- Exercise prompt -
From the records, pull out every line from the one containing "181, 358, 201]" through the one containing "246, 404, 268]", both included, and reproduce these lines verbatim.

--- BEGIN Data to use ---

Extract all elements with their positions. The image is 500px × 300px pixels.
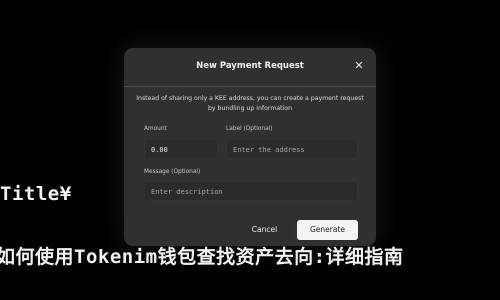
message-input[interactable]: Enter description	[144, 181, 358, 201]
dialog-description: Instead of sharing only a KEE address, y…	[136, 95, 364, 112]
amount-input[interactable]: 0.00	[144, 139, 218, 159]
message-label: Message (Optional)	[144, 169, 201, 175]
background-heading: 如何使用Tokenim钱包查找资产去向:详细指南	[0, 246, 404, 268]
cancel-button[interactable]: Cancel	[237, 220, 292, 240]
background-title: Title¥	[0, 183, 72, 205]
label-input[interactable]: Enter the address	[226, 139, 358, 159]
label-field-label: Label (Optional)	[226, 126, 273, 132]
dialog-header: New Payment Request ✕	[124, 48, 376, 87]
close-icon[interactable]: ✕	[352, 59, 366, 73]
amount-label: Amount	[144, 126, 167, 132]
generate-button[interactable]: Generate	[297, 220, 358, 240]
dialog-title: New Payment Request	[196, 61, 304, 71]
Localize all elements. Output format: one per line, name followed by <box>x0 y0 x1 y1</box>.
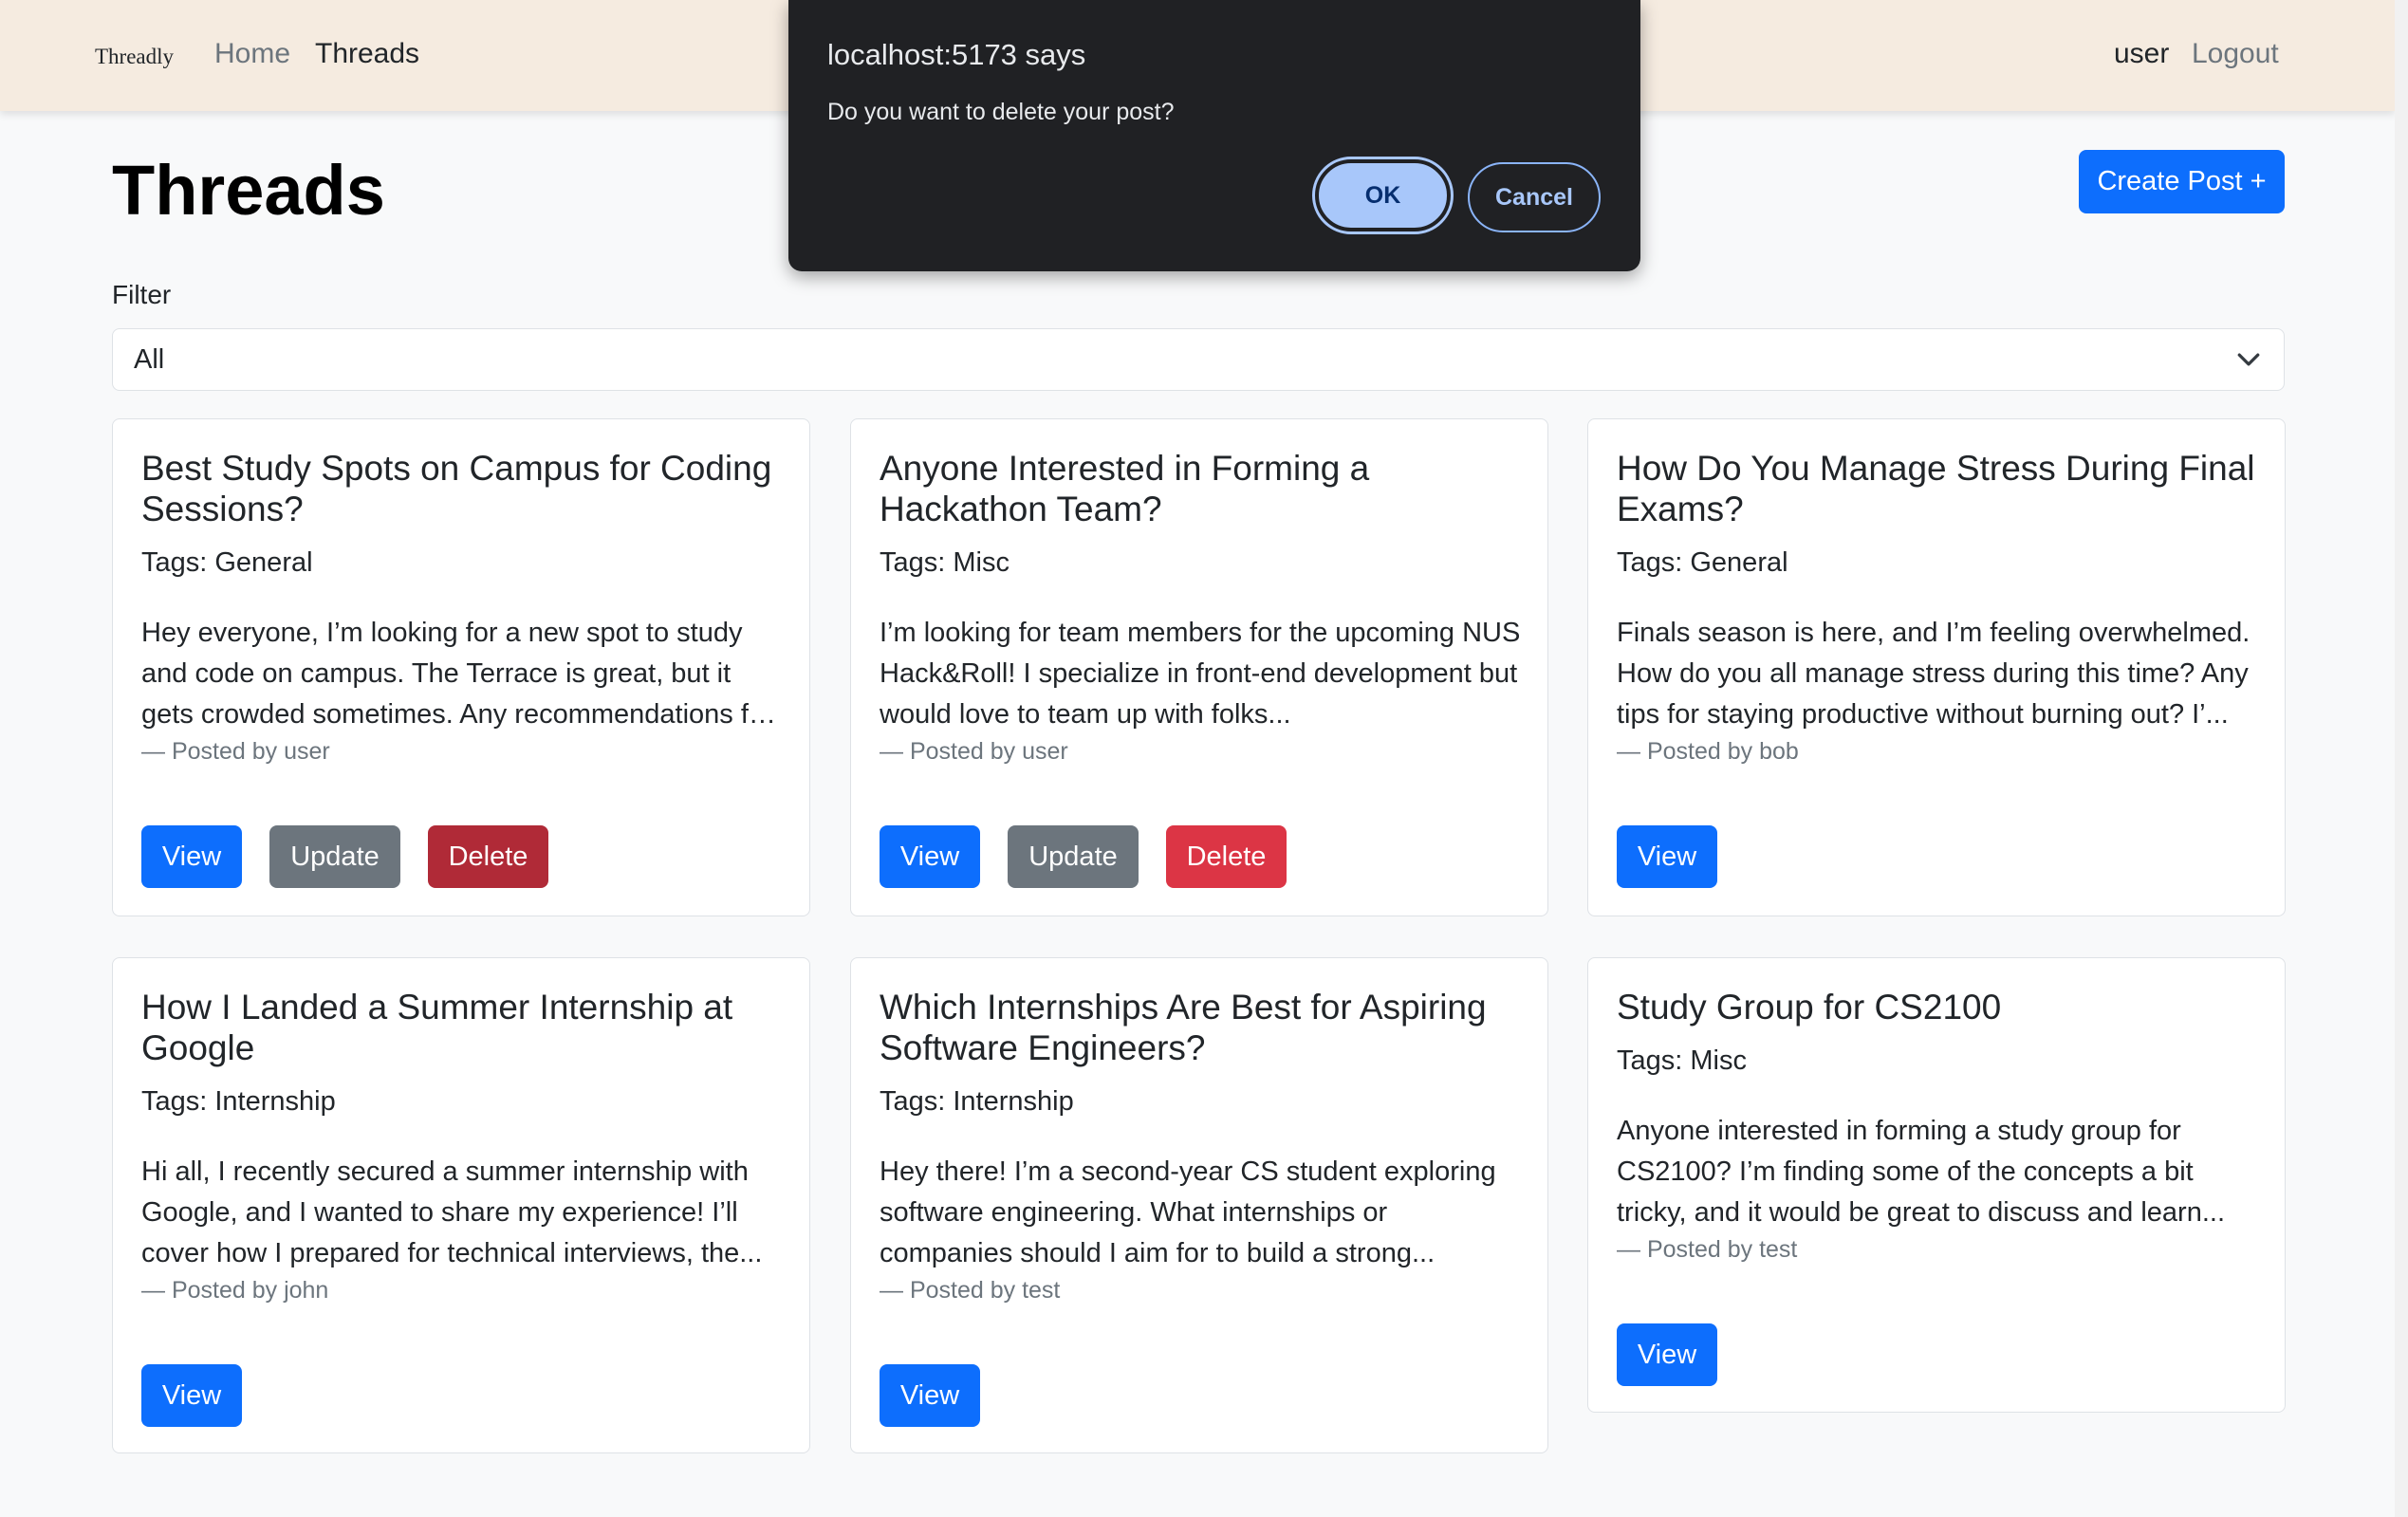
post-actions: View <box>880 1364 980 1427</box>
chevron-down-icon <box>2237 353 2260 366</box>
post-author: — Posted by bob <box>1617 738 1799 765</box>
post-excerpt: Hey there! I’m a second-year CS student … <box>880 1156 1496 1268</box>
dialog-cancel-button[interactable]: Cancel <box>1468 162 1601 232</box>
post-card: How Do You Manage Stress During Final Ex… <box>1587 418 2286 916</box>
filter-label: Filter <box>112 280 172 309</box>
delete-button[interactable]: Delete <box>1166 825 1287 888</box>
nav-threads-link[interactable]: Threads <box>315 38 419 70</box>
view-button[interactable]: View <box>880 1364 980 1427</box>
filter-select[interactable]: All <box>112 328 2285 391</box>
post-actions: View <box>141 1364 242 1427</box>
post-excerpt: Anyone interested in forming a study gro… <box>1617 1116 2226 1228</box>
post-excerpt: I’m looking for team members for the upc… <box>880 618 1521 730</box>
post-tags: Tags: Internship <box>880 1086 1074 1117</box>
post-author: — Posted by user <box>880 738 1068 765</box>
post-card: Best Study Spots on Campus for Coding Se… <box>112 418 810 916</box>
post-actions: View <box>1617 1323 1717 1386</box>
post-title: How I Landed a Summer Internship at Goog… <box>141 988 733 1067</box>
post-actions: View Update Delete <box>880 825 1287 888</box>
post-title: Anyone Interested in Forming a Hackathon… <box>880 449 1370 528</box>
post-title: Which Internships Are Best for Aspiring … <box>880 988 1487 1067</box>
view-button[interactable]: View <box>1617 825 1717 888</box>
post-actions: View Update Delete <box>141 825 548 888</box>
update-button[interactable]: Update <box>269 825 400 888</box>
post-tags: Tags: Misc <box>1617 1045 1747 1076</box>
confirm-dialog: localhost:5173 says Do you want to delet… <box>788 0 1640 271</box>
view-button[interactable]: View <box>141 1364 242 1427</box>
update-button[interactable]: Update <box>1008 825 1139 888</box>
post-tags: Tags: General <box>141 547 313 578</box>
post-author: — Posted by test <box>880 1277 1061 1304</box>
post-author: — Posted by test <box>1617 1236 1798 1263</box>
delete-button[interactable]: Delete <box>428 825 548 888</box>
page-scrollbar[interactable] <box>2395 0 2408 1517</box>
filter-selected-value: All <box>134 343 165 375</box>
post-title: Best Study Spots on Campus for Coding Se… <box>141 449 772 528</box>
post-actions: View <box>1617 825 1717 888</box>
post-tags: Tags: Misc <box>880 547 1010 578</box>
post-card: How I Landed a Summer Internship at Goog… <box>112 957 810 1453</box>
nav-username: user <box>2114 38 2170 69</box>
post-tags: Tags: Internship <box>141 1086 336 1117</box>
post-author: — Posted by john <box>141 1277 329 1304</box>
post-card: Which Internships Are Best for Aspiring … <box>850 957 1548 1453</box>
post-excerpt: Hi all, I recently secured a summer inte… <box>141 1156 763 1268</box>
post-excerpt: Finals season is here, and I’m feeling o… <box>1617 618 2251 730</box>
dialog-title: localhost:5173 says <box>827 38 1086 71</box>
nav-logout-link[interactable]: Logout <box>2192 38 2279 70</box>
view-button[interactable]: View <box>141 825 242 888</box>
post-card: Anyone Interested in Forming a Hackathon… <box>850 418 1548 916</box>
post-title: Study Group for CS2100 <box>1617 988 2002 1027</box>
page-title: Threads <box>112 151 385 230</box>
brand-logo[interactable]: Threadly <box>95 45 174 69</box>
post-excerpt: Hey everyone, I’m looking for a new spot… <box>141 618 773 730</box>
post-author: — Posted by user <box>141 738 330 765</box>
post-title: How Do You Manage Stress During Final Ex… <box>1617 449 2255 528</box>
view-button[interactable]: View <box>1617 1323 1717 1386</box>
post-tags: Tags: General <box>1617 547 1788 578</box>
dialog-message: Do you want to delete your post? <box>827 99 1175 125</box>
post-card: Study Group for CS2100 Tags: Misc Anyone… <box>1587 957 2286 1413</box>
nav-home-link[interactable]: Home <box>214 38 290 70</box>
view-button[interactable]: View <box>880 825 980 888</box>
dialog-ok-button[interactable]: OK <box>1312 157 1454 234</box>
create-post-button[interactable]: Create Post + <box>2079 150 2285 213</box>
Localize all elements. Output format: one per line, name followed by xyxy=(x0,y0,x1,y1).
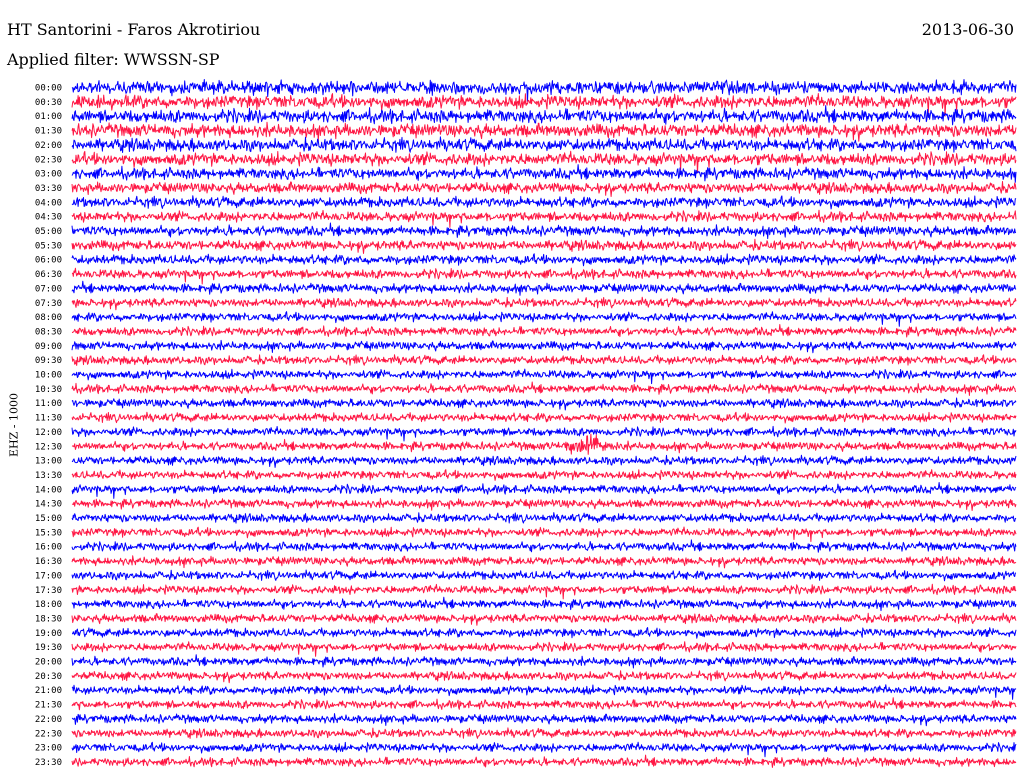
time-label-1030: 10:30 xyxy=(35,385,62,395)
trace-1630 xyxy=(71,555,1017,569)
time-label-0930: 09:30 xyxy=(35,356,62,366)
time-label-1300: 13:00 xyxy=(35,457,62,467)
trace-0030 xyxy=(71,93,1017,117)
time-label-2130: 21:30 xyxy=(35,701,62,711)
trace-1400 xyxy=(71,482,1017,499)
trace-1130 xyxy=(71,411,1017,424)
time-label-1100: 11:00 xyxy=(35,399,62,409)
time-label-1900: 19:00 xyxy=(35,629,62,639)
trace-0900 xyxy=(71,339,1017,354)
trace-2030 xyxy=(71,670,1017,684)
time-label-2230: 22:30 xyxy=(35,729,62,739)
trace-0430 xyxy=(71,209,1017,228)
trace-0500 xyxy=(71,222,1017,240)
trace-0630 xyxy=(71,267,1017,285)
trace-1900 xyxy=(72,627,1017,639)
time-label-0800: 08:00 xyxy=(35,313,62,323)
trace-2100 xyxy=(71,684,1017,700)
time-label-1800: 18:00 xyxy=(35,600,62,610)
time-label-1630: 16:30 xyxy=(35,557,62,567)
time-label-0730: 07:30 xyxy=(35,299,62,309)
time-label-0600: 06:00 xyxy=(35,256,62,266)
time-label-1530: 15:30 xyxy=(35,528,62,538)
trace-2130 xyxy=(71,697,1017,711)
trace-1830 xyxy=(71,612,1017,626)
helicorder-plot: 00:00 00:30 01:00 01:30 02:00 02:30 03:00 03:30… xyxy=(35,79,1017,768)
trace-1330 xyxy=(71,469,1017,481)
trace-1500 xyxy=(71,512,1017,524)
trace-1600 xyxy=(71,539,1017,553)
trace-2330 xyxy=(71,754,1017,768)
time-label-1230: 12:30 xyxy=(35,442,62,452)
trace-0130 xyxy=(71,121,1017,142)
time-label-2330: 23:30 xyxy=(35,758,62,768)
time-label-0830: 08:30 xyxy=(35,327,62,337)
time-label-1930: 19:30 xyxy=(35,643,62,653)
trace-0700 xyxy=(71,280,1017,296)
trace-0530 xyxy=(71,238,1017,254)
time-label-2300: 23:00 xyxy=(35,744,62,754)
trace-0600 xyxy=(71,253,1017,267)
trace-0000 xyxy=(71,79,1017,102)
trace-1200 xyxy=(71,425,1017,442)
time-label-0300: 03:00 xyxy=(35,170,62,180)
trace-0930 xyxy=(71,354,1017,366)
trace-1530 xyxy=(71,526,1017,542)
time-label-0400: 04:00 xyxy=(35,198,62,208)
time-label-1730: 17:30 xyxy=(35,586,62,596)
time-label-1330: 13:30 xyxy=(35,471,62,481)
time-label-0000: 00:00 xyxy=(35,84,62,94)
time-label-2030: 20:30 xyxy=(35,672,62,682)
time-label-1700: 17:00 xyxy=(35,571,62,581)
trace-1800 xyxy=(71,596,1017,612)
time-label-1430: 14:30 xyxy=(35,500,62,510)
time-label-1000: 10:00 xyxy=(35,371,62,381)
time-label-0630: 06:30 xyxy=(35,270,62,280)
time-label-group: 00:00 00:30 01:00 01:30 02:00 02:30 03:00 03:30… xyxy=(35,84,62,768)
time-label-0330: 03:30 xyxy=(35,184,62,194)
time-label-1600: 16:00 xyxy=(35,543,62,553)
trace-1230 xyxy=(71,433,1017,455)
trace-group xyxy=(71,79,1017,768)
trace-0300 xyxy=(71,164,1017,183)
time-label-0230: 02:30 xyxy=(35,155,62,165)
time-label-0700: 07:00 xyxy=(35,284,62,294)
trace-1300 xyxy=(71,454,1017,468)
trace-0230 xyxy=(71,150,1017,174)
trace-1700 xyxy=(71,569,1017,582)
time-label-0900: 09:00 xyxy=(35,342,62,352)
trace-1000 xyxy=(71,368,1017,385)
trace-0730 xyxy=(71,296,1017,311)
time-label-1200: 12:00 xyxy=(35,428,62,438)
time-label-0100: 01:00 xyxy=(35,112,62,122)
trace-1030 xyxy=(71,381,1017,396)
time-label-0530: 05:30 xyxy=(35,241,62,251)
time-label-0430: 04:30 xyxy=(35,213,62,223)
trace-1730 xyxy=(71,583,1017,600)
trace-0400 xyxy=(71,195,1017,210)
trace-2230 xyxy=(71,727,1017,739)
time-label-2200: 22:00 xyxy=(35,715,62,725)
trace-2000 xyxy=(71,654,1017,669)
time-label-1400: 14:00 xyxy=(35,485,62,495)
time-label-0030: 00:30 xyxy=(35,98,62,108)
trace-2300 xyxy=(71,741,1017,758)
trace-1430 xyxy=(71,497,1017,511)
time-label-0130: 01:30 xyxy=(35,127,62,137)
time-label-2100: 21:00 xyxy=(35,686,62,696)
time-label-0500: 05:00 xyxy=(35,227,62,237)
time-label-0200: 02:00 xyxy=(35,141,62,151)
trace-2200 xyxy=(71,713,1017,727)
trace-1930 xyxy=(71,641,1017,657)
trace-0200 xyxy=(71,136,1017,153)
trace-0100 xyxy=(71,105,1017,126)
trace-0330 xyxy=(71,181,1017,197)
time-label-1130: 11:30 xyxy=(35,414,62,424)
time-label-2000: 20:00 xyxy=(35,658,62,668)
time-label-1500: 15:00 xyxy=(35,514,62,524)
trace-0830 xyxy=(71,324,1017,338)
trace-1100 xyxy=(71,397,1017,411)
time-label-1830: 18:30 xyxy=(35,614,62,624)
trace-0800 xyxy=(71,311,1017,327)
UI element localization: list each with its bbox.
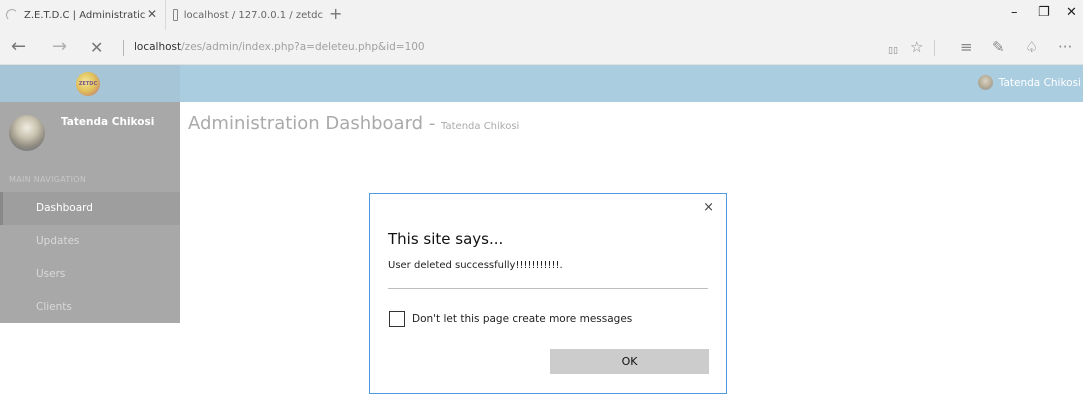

--- END Data to use ---

- Solution for this task -
message-input[interactable]: Enter description	[144, 181, 358, 201]
dialog-description: Instead of sharing only a KEE address, y…	[136, 95, 364, 112]
amount-input[interactable]: 0.00	[144, 139, 218, 159]
message-label: Message (Optional)	[144, 169, 201, 175]
background-heading: 如何使用Tokenim钱包查找资产去向:详细指南	[0, 246, 404, 268]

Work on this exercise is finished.